--- Begin ---

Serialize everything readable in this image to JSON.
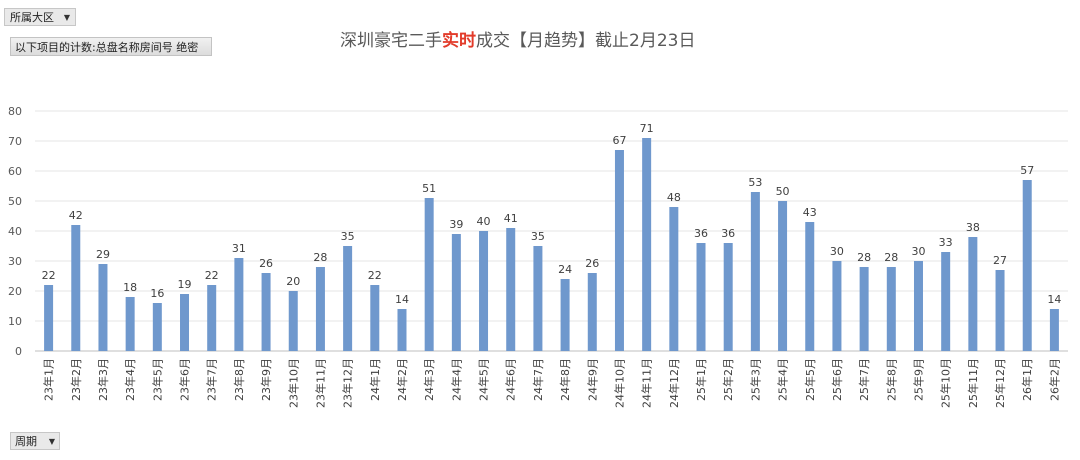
{
  "filters": {
    "region_label": "所属大区",
    "count_label": "以下项目的计数:总盘名称房间号 绝密",
    "period_label": "周期"
  },
  "title": {
    "prefix": "深圳豪宅二手",
    "highlight": "实时",
    "suffix": "成交【月趋势】截止2月23日"
  },
  "colors": {
    "bar": "#6f98cd",
    "title_highlight": "#e23b2a"
  },
  "chart_data": {
    "type": "bar",
    "categories": [
      "23年1月",
      "23年2月",
      "23年3月",
      "23年4月",
      "23年5月",
      "23年6月",
      "23年7月",
      "23年8月",
      "23年9月",
      "23年10月",
      "23年11月",
      "23年12月",
      "24年1月",
      "24年2月",
      "24年3月",
      "24年4月",
      "24年5月",
      "24年6月",
      "24年7月",
      "24年8月",
      "24年9月",
      "24年10月",
      "24年11月",
      "24年12月",
      "25年1月",
      "25年2月",
      "25年3月",
      "25年4月",
      "25年5月",
      "25年6月",
      "25年7月",
      "25年8月",
      "25年9月",
      "25年10月",
      "25年11月",
      "25年12月",
      "26年1月",
      "26年2月"
    ],
    "values": [
      22,
      42,
      29,
      18,
      16,
      19,
      22,
      31,
      26,
      20,
      28,
      35,
      22,
      14,
      51,
      39,
      40,
      41,
      35,
      24,
      26,
      67,
      71,
      48,
      36,
      36,
      53,
      50,
      43,
      30,
      28,
      28,
      30,
      33,
      38,
      27,
      57,
      14
    ],
    "ylim": [
      0,
      80
    ],
    "yticks": [
      0,
      10,
      20,
      30,
      40,
      50,
      60,
      70,
      80
    ],
    "grid": true,
    "title": "深圳豪宅二手实时成交【月趋势】截止2月23日"
  }
}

--- End ---

What needs to be done: Copy the data character for character, but drop all pictures from the copy.

Answer to this task:
Serialize everything readable in this image to JSON.
{
  "filters": {
    "region_label": "所属大区",
    "count_label": "以下项目的计数:总盘名称房间号 绝密",
    "period_label": "周期"
  },
  "title": {
    "prefix": "深圳豪宅二手",
    "highlight": "实时",
    "suffix": "成交【月趋势】截止2月23日"
  },
  "colors": {
    "bar": "#6f98cd",
    "title_highlight": "#e23b2a"
  },
  "chart_data": {
    "type": "bar",
    "categories": [
      "23年1月",
      "23年2月",
      "23年3月",
      "23年4月",
      "23年5月",
      "23年6月",
      "23年7月",
      "23年8月",
      "23年9月",
      "23年10月",
      "23年11月",
      "23年12月",
      "24年1月",
      "24年2月",
      "24年3月",
      "24年4月",
      "24年5月",
      "24年6月",
      "24年7月",
      "24年8月",
      "24年9月",
      "24年10月",
      "24年11月",
      "24年12月",
      "25年1月",
      "25年2月",
      "25年3月",
      "25年4月",
      "25年5月",
      "25年6月",
      "25年7月",
      "25年8月",
      "25年9月",
      "25年10月",
      "25年11月",
      "25年12月",
      "26年1月",
      "26年2月"
    ],
    "values": [
      22,
      42,
      29,
      18,
      16,
      19,
      22,
      31,
      26,
      20,
      28,
      35,
      22,
      14,
      51,
      39,
      40,
      41,
      35,
      24,
      26,
      67,
      71,
      48,
      36,
      36,
      53,
      50,
      43,
      30,
      28,
      28,
      30,
      33,
      38,
      27,
      57,
      14
    ],
    "ylim": [
      0,
      80
    ],
    "yticks": [
      0,
      10,
      20,
      30,
      40,
      50,
      60,
      70,
      80
    ],
    "grid": true,
    "title": "深圳豪宅二手实时成交【月趋势】截止2月23日"
  }
}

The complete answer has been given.